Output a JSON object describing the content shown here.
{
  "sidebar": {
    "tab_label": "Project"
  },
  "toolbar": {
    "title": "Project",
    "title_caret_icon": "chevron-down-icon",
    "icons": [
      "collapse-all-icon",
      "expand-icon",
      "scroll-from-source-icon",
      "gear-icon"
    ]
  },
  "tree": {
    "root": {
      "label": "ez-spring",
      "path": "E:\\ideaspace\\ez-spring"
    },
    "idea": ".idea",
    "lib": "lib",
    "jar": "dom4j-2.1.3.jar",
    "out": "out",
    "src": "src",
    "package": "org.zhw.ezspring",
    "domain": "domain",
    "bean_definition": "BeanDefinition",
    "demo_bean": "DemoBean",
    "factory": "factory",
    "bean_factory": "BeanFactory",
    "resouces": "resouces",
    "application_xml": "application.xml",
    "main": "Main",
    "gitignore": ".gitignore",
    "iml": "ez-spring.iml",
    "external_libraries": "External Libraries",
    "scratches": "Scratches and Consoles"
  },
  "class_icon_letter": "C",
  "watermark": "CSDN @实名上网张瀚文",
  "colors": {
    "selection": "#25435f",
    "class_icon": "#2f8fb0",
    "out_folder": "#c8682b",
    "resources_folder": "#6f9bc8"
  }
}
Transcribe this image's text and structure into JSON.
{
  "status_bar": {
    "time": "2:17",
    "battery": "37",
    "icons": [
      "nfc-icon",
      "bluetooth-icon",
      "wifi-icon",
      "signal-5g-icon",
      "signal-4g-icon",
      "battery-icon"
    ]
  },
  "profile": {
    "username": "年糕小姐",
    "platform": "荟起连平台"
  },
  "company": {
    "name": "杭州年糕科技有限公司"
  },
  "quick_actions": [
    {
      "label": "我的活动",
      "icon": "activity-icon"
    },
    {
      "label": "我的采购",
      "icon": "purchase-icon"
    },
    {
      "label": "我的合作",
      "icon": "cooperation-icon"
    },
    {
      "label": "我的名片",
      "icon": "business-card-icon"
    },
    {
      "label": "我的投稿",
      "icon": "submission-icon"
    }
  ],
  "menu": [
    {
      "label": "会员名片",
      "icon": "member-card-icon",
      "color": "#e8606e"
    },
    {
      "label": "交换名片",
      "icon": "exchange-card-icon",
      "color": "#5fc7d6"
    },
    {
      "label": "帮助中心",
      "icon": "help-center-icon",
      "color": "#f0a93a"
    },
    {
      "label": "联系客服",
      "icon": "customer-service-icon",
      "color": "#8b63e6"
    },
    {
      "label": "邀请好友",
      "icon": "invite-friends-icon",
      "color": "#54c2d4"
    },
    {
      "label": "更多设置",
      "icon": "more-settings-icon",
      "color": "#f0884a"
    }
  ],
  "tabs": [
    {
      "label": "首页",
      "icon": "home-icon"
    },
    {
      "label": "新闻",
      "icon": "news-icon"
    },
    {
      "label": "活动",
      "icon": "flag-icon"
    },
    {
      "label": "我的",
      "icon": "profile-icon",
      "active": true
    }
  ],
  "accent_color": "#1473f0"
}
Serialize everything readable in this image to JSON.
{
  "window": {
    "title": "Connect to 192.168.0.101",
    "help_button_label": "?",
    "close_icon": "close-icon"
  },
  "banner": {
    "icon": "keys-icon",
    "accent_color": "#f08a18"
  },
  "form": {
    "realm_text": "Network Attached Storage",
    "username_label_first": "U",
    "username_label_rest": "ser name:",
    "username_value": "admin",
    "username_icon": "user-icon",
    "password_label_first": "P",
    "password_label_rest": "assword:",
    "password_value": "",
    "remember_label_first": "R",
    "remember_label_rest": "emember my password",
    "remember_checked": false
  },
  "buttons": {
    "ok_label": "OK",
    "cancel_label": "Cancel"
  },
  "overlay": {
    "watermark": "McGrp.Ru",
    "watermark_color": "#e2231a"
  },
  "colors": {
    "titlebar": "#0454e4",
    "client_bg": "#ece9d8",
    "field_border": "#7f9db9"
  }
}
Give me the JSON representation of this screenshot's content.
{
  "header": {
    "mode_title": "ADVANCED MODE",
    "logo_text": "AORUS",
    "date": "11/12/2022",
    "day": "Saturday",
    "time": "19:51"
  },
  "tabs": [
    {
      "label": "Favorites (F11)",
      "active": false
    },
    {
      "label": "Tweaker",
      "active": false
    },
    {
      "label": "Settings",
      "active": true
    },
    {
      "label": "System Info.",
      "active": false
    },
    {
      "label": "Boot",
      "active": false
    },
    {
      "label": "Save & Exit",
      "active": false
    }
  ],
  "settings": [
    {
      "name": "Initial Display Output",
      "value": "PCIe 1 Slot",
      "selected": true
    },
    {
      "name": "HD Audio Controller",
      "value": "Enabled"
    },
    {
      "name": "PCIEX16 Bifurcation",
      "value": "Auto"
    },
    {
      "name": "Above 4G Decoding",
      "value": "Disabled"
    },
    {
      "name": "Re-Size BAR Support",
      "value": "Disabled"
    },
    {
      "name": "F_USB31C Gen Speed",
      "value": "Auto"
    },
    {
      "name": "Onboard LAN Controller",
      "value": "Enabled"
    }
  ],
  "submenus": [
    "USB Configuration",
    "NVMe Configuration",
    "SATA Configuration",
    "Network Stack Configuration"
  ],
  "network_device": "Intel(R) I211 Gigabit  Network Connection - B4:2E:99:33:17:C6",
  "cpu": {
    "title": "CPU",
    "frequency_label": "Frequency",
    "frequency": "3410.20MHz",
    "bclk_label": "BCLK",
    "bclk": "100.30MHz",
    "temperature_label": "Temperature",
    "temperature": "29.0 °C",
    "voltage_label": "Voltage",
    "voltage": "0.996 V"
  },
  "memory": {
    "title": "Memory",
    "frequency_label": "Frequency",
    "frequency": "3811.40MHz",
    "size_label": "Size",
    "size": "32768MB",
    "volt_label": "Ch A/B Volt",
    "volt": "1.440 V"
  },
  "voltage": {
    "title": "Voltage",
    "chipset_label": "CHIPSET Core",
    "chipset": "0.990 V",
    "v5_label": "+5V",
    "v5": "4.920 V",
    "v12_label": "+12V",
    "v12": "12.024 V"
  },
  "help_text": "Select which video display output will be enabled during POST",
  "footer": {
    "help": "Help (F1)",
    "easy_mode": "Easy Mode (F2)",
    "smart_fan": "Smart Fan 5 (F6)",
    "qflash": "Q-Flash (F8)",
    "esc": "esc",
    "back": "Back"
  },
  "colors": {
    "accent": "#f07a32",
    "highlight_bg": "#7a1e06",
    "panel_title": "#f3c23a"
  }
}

☆ ☆ ☆

## [Short task]
Looking at the records above, count the lines where the word "Configuration" appears. State only the number.

## [Solution for this exercise]
4